(Items from an interface collection)

☆ ☆ ☆ ☆

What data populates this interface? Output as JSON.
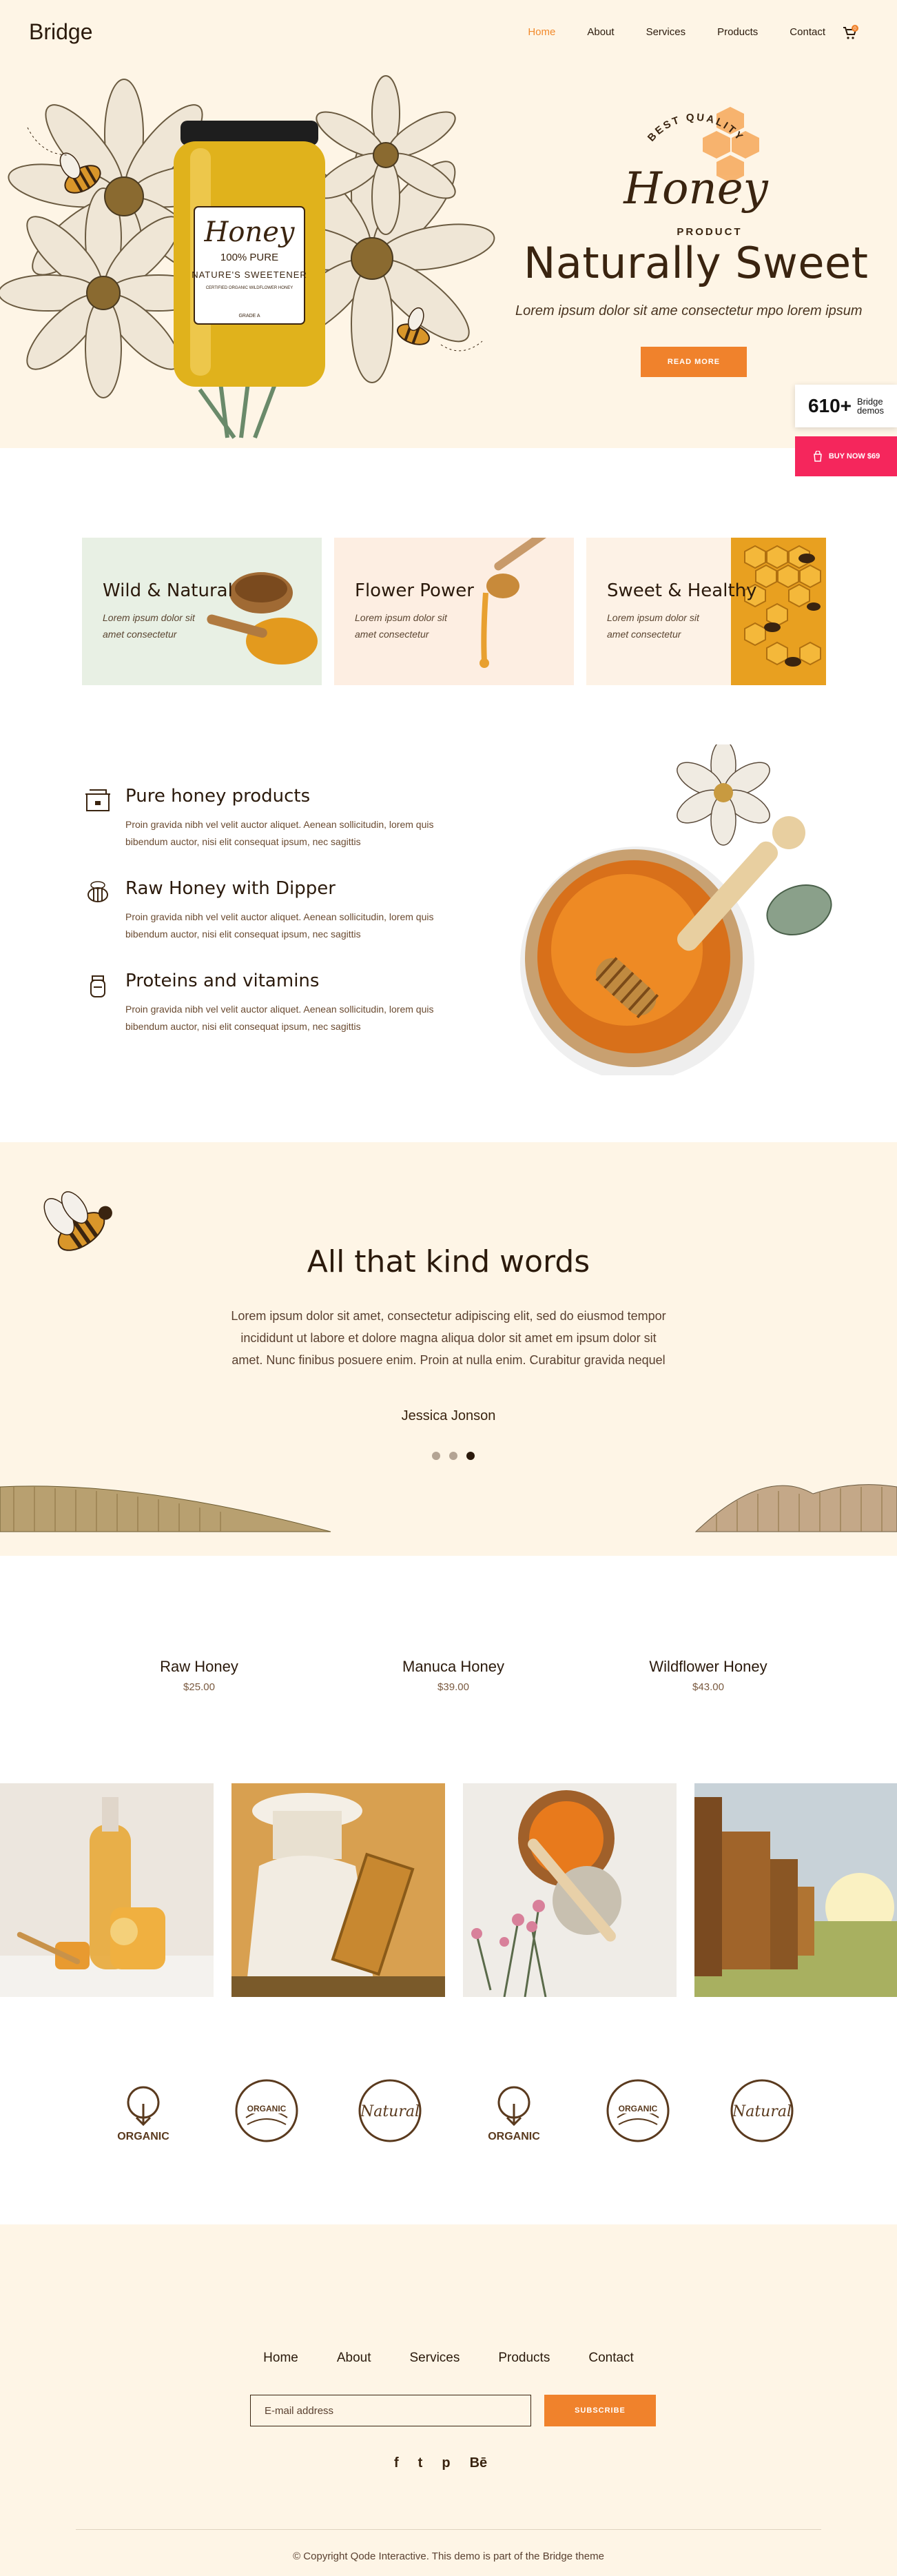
{
  "header": {
    "logo": "Bridge",
    "nav": [
      "Home",
      "About",
      "Services",
      "Products",
      "Contact"
    ],
    "cart_count": "0"
  },
  "hero": {
    "badge_top": "BEST QUALITY",
    "badge_word": "Honey",
    "badge_bottom": "PRODUCT",
    "jar_brand": "Honey",
    "jar_pure": "100% PURE",
    "jar_sweet": "NATURE'S SWEETENER",
    "jar_small": "CERTIFIED ORGANIC WILDFLOWER HONEY",
    "jar_grade": "GRADE A",
    "title": "Naturally Sweet",
    "subtitle": "Lorem ipsum dolor sit ame consectetur mpo lorem ipsum",
    "button": "READ MORE"
  },
  "side": {
    "count": "610+",
    "count_label_1": "Bridge",
    "count_label_2": "demos",
    "buy": "BUY NOW $69"
  },
  "cards": [
    {
      "title": "Wild & Natural",
      "text": "Lorem ipsum dolor sit amet consectetur",
      "bg": "#e8f0e4"
    },
    {
      "title": "Flower Power",
      "text": "Lorem ipsum dolor sit amet consectetur",
      "bg": "#fdeee2"
    },
    {
      "title": "Sweet & Healthy",
      "text": "Lorem ipsum dolor sit amet consectetur",
      "bg": "#fdf2e6"
    }
  ],
  "features": [
    {
      "title": "Pure honey products",
      "text": "Proin gravida nibh vel velit auctor aliquet. Aenean sollicitudin, lorem quis bibendum auctor, nisi elit consequat ipsum, nec sagittis"
    },
    {
      "title": "Raw Honey with Dipper",
      "text": "Proin gravida nibh vel velit auctor aliquet. Aenean sollicitudin, lorem quis bibendum auctor, nisi elit consequat ipsum, nec sagittis"
    },
    {
      "title": "Proteins and vitamins",
      "text": "Proin gravida nibh vel velit auctor aliquet. Aenean sollicitudin, lorem quis bibendum auctor, nisi elit consequat ipsum, nec sagittis"
    }
  ],
  "testimonial": {
    "title": "All that kind words",
    "quote": "Lorem ipsum dolor sit amet, consectetur adipiscing elit, sed do eiusmod tempor incididunt ut labore et dolore magna aliqua dolor sit amet em ipsum dolor sit amet. Nunc finibus posuere enim. Proin at nulla enim. Curabitur gravida nequel",
    "name": "Jessica Jonson",
    "active_slide": 3
  },
  "products": [
    {
      "name": "Raw Honey",
      "price": "$25.00"
    },
    {
      "name": "Manuca Honey",
      "price": "$39.00"
    },
    {
      "name": "Wildflower Honey",
      "price": "$43.00"
    }
  ],
  "badges": [
    "ORGANIC",
    "ORGANIC",
    "Natural",
    "ORGANIC",
    "ORGANIC",
    "Natural"
  ],
  "footer": {
    "nav": [
      "Home",
      "About",
      "Services",
      "Products",
      "Contact"
    ],
    "email_placeholder": "E-mail address",
    "subscribe": "SUBSCRIBE",
    "social": [
      "f",
      "t",
      "p",
      "Bē"
    ],
    "copyright": "© Copyright Qode Interactive. This demo is part of the Bridge theme"
  },
  "colors": {
    "accent": "#f0822c",
    "cream": "#fef5e6",
    "brown": "#3a2410",
    "pink": "#f5265c"
  }
}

☆ ☆ ☆ ☆

## [Exercise requirements]
Your answer should be a precise transcript of the entries, minus the pictures.

## [Task solution]
What data populates this interface? Output as JSON.
{
  "header": {
    "logo": "Bridge",
    "nav": [
      "Home",
      "About",
      "Services",
      "Products",
      "Contact"
    ],
    "cart_count": "0"
  },
  "hero": {
    "badge_top": "BEST QUALITY",
    "badge_word": "Honey",
    "badge_bottom": "PRODUCT",
    "jar_brand": "Honey",
    "jar_pure": "100% PURE",
    "jar_sweet": "NATURE'S SWEETENER",
    "jar_small": "CERTIFIED ORGANIC WILDFLOWER HONEY",
    "jar_grade": "GRADE A",
    "title": "Naturally Sweet",
    "subtitle": "Lorem ipsum dolor sit ame consectetur mpo lorem ipsum",
    "button": "READ MORE"
  },
  "side": {
    "count": "610+",
    "count_label_1": "Bridge",
    "count_label_2": "demos",
    "buy": "BUY NOW $69"
  },
  "cards": [
    {
      "title": "Wild & Natural",
      "text": "Lorem ipsum dolor sit amet consectetur",
      "bg": "#e8f0e4"
    },
    {
      "title": "Flower Power",
      "text": "Lorem ipsum dolor sit amet consectetur",
      "bg": "#fdeee2"
    },
    {
      "title": "Sweet & Healthy",
      "text": "Lorem ipsum dolor sit amet consectetur",
      "bg": "#fdf2e6"
    }
  ],
  "features": [
    {
      "title": "Pure honey products",
      "text": "Proin gravida nibh vel velit auctor aliquet. Aenean sollicitudin, lorem quis bibendum auctor, nisi elit consequat ipsum, nec sagittis"
    },
    {
      "title": "Raw Honey with Dipper",
      "text": "Proin gravida nibh vel velit auctor aliquet. Aenean sollicitudin, lorem quis bibendum auctor, nisi elit consequat ipsum, nec sagittis"
    },
    {
      "title": "Proteins and vitamins",
      "text": "Proin gravida nibh vel velit auctor aliquet. Aenean sollicitudin, lorem quis bibendum auctor, nisi elit consequat ipsum, nec sagittis"
    }
  ],
  "testimonial": {
    "title": "All that kind words",
    "quote": "Lorem ipsum dolor sit amet, consectetur adipiscing elit, sed do eiusmod tempor incididunt ut labore et dolore magna aliqua dolor sit amet em ipsum dolor sit amet. Nunc finibus posuere enim. Proin at nulla enim. Curabitur gravida nequel",
    "name": "Jessica Jonson",
    "active_slide": 3
  },
  "products": [
    {
      "name": "Raw Honey",
      "price": "$25.00"
    },
    {
      "name": "Manuca Honey",
      "price": "$39.00"
    },
    {
      "name": "Wildflower Honey",
      "price": "$43.00"
    }
  ],
  "badges": [
    "ORGANIC",
    "ORGANIC",
    "Natural",
    "ORGANIC",
    "ORGANIC",
    "Natural"
  ],
  "footer": {
    "nav": [
      "Home",
      "About",
      "Services",
      "Products",
      "Contact"
    ],
    "email_placeholder": "E-mail address",
    "subscribe": "SUBSCRIBE",
    "social": [
      "f",
      "t",
      "p",
      "Bē"
    ],
    "copyright": "© Copyright Qode Interactive. This demo is part of the Bridge theme"
  },
  "colors": {
    "accent": "#f0822c",
    "cream": "#fef5e6",
    "brown": "#3a2410",
    "pink": "#f5265c"
  }
}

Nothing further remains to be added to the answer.